:: Requirement ::
Pull out every line from the listing that has the word "text".

"""

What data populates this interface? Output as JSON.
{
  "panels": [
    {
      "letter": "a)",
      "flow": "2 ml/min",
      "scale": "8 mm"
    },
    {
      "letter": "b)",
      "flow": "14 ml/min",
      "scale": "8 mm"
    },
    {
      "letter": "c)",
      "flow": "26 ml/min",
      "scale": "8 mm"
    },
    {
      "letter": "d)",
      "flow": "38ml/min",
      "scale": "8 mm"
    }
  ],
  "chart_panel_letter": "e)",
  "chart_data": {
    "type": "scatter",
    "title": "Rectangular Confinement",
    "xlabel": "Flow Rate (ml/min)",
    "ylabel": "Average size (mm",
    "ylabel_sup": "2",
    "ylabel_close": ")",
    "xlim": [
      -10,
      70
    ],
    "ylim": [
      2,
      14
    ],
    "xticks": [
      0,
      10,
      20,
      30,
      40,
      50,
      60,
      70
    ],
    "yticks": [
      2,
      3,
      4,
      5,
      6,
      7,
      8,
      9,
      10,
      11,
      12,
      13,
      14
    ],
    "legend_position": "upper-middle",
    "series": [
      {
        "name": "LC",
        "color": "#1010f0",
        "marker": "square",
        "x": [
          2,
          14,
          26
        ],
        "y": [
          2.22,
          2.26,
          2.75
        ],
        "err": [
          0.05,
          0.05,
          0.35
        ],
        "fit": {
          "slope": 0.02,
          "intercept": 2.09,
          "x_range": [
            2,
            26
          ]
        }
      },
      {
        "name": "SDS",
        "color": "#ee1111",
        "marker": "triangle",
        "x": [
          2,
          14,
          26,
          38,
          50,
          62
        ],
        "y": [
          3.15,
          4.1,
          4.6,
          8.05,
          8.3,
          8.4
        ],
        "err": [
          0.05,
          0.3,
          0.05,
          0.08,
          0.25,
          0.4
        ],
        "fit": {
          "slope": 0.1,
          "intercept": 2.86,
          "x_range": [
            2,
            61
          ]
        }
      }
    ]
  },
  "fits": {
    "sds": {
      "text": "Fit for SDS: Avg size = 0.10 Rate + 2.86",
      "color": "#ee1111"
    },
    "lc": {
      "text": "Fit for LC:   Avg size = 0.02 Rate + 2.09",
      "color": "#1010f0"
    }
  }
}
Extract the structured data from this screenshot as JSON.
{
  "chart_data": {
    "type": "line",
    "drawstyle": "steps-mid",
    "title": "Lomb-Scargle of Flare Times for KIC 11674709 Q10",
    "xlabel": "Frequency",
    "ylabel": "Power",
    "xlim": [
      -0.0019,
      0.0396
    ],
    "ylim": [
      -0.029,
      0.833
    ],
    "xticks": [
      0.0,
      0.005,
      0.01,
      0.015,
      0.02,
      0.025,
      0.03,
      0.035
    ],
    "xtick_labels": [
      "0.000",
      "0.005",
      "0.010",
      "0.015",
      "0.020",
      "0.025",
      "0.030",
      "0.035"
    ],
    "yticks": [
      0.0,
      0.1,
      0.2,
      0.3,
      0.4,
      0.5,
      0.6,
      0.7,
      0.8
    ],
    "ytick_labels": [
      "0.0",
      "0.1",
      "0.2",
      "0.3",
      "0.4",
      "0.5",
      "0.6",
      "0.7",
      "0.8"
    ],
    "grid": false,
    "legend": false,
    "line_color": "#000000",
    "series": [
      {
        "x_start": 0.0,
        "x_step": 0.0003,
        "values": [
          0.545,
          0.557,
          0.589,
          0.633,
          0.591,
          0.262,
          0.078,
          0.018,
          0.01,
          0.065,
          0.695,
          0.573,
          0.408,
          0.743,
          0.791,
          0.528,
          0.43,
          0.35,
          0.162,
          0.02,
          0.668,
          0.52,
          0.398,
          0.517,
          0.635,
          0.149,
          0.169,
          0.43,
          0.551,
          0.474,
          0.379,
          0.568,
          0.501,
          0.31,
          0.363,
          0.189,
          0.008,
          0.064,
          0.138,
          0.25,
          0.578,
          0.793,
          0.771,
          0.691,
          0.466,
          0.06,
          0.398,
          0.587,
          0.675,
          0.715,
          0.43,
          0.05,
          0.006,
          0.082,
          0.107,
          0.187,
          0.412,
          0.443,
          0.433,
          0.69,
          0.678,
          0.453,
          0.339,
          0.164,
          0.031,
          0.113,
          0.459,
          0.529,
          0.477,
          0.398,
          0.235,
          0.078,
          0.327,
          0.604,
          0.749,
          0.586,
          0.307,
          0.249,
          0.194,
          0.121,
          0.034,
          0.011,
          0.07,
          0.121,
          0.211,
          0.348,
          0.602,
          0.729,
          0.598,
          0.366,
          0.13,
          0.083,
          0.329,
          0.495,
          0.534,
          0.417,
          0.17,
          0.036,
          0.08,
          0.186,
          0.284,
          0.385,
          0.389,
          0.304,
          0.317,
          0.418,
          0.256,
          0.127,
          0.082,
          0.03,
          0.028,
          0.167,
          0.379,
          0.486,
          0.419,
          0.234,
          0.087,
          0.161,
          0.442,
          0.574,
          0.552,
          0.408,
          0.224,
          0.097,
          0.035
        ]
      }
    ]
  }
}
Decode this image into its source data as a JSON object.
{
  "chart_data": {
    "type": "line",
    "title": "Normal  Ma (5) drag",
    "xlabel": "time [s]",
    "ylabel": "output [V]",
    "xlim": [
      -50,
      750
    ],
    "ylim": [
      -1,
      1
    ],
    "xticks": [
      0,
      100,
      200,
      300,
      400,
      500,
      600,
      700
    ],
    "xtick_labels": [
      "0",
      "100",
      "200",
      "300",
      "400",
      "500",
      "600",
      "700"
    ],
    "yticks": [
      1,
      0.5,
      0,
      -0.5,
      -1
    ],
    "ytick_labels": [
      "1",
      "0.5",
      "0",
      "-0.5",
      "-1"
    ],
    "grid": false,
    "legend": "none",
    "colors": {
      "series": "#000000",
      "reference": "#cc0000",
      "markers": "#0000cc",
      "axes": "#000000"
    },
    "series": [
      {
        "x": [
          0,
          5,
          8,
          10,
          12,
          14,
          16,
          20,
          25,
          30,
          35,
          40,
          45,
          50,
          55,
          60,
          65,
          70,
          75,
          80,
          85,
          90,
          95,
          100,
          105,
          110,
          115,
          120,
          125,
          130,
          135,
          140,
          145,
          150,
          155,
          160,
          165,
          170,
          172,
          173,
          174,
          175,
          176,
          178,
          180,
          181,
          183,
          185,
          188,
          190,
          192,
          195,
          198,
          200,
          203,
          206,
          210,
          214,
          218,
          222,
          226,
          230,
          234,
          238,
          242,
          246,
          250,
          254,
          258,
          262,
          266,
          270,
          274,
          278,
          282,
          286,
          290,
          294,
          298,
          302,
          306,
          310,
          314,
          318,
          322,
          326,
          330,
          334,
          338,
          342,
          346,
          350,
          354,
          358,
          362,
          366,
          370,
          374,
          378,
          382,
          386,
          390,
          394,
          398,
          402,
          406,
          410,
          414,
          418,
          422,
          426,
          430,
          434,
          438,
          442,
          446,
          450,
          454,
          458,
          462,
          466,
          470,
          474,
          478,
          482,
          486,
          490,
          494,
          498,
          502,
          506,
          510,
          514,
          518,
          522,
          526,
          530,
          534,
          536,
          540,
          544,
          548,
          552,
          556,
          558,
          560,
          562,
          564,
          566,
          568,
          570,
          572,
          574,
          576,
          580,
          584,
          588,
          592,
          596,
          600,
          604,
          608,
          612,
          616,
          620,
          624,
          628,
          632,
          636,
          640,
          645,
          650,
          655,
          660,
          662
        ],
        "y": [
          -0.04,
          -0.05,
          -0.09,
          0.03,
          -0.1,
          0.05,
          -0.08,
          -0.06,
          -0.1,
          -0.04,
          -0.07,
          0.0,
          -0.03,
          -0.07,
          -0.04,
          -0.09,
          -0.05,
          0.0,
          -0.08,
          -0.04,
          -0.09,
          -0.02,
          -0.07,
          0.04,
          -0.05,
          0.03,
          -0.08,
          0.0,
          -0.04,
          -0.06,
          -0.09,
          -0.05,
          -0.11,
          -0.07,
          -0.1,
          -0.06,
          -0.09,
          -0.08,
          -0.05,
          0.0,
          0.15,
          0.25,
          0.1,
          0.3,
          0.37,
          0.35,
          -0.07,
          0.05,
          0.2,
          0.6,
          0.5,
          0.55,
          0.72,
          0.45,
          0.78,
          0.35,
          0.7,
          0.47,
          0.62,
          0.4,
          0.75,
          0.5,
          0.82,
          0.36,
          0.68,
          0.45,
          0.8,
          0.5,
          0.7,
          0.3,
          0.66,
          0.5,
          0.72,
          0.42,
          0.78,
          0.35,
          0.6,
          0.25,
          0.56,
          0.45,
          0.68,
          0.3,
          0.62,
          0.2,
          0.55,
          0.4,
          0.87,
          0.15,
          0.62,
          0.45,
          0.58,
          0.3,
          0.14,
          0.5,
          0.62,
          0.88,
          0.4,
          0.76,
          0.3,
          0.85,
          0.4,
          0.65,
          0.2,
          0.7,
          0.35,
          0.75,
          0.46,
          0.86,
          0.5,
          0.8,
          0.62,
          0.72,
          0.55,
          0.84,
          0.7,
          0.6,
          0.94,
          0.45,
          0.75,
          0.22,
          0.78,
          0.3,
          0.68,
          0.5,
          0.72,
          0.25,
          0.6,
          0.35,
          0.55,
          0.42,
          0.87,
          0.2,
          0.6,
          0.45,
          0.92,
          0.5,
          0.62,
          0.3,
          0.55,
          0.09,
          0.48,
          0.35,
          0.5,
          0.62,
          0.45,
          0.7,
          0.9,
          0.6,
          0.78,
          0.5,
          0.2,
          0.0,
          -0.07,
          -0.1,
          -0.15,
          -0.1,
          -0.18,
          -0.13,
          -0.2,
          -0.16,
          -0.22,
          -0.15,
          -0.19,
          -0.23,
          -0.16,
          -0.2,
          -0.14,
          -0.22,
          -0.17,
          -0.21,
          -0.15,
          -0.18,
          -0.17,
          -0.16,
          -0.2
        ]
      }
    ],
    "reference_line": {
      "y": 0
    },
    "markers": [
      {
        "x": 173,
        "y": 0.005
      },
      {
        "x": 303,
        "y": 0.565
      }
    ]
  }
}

"""

:: Answer to the task ::
      "text": "Fit for SDS: Avg size = 0.10 Rate + 2.86",
      "text": "Fit for LC:   Avg size = 0.02 Rate + 2.09",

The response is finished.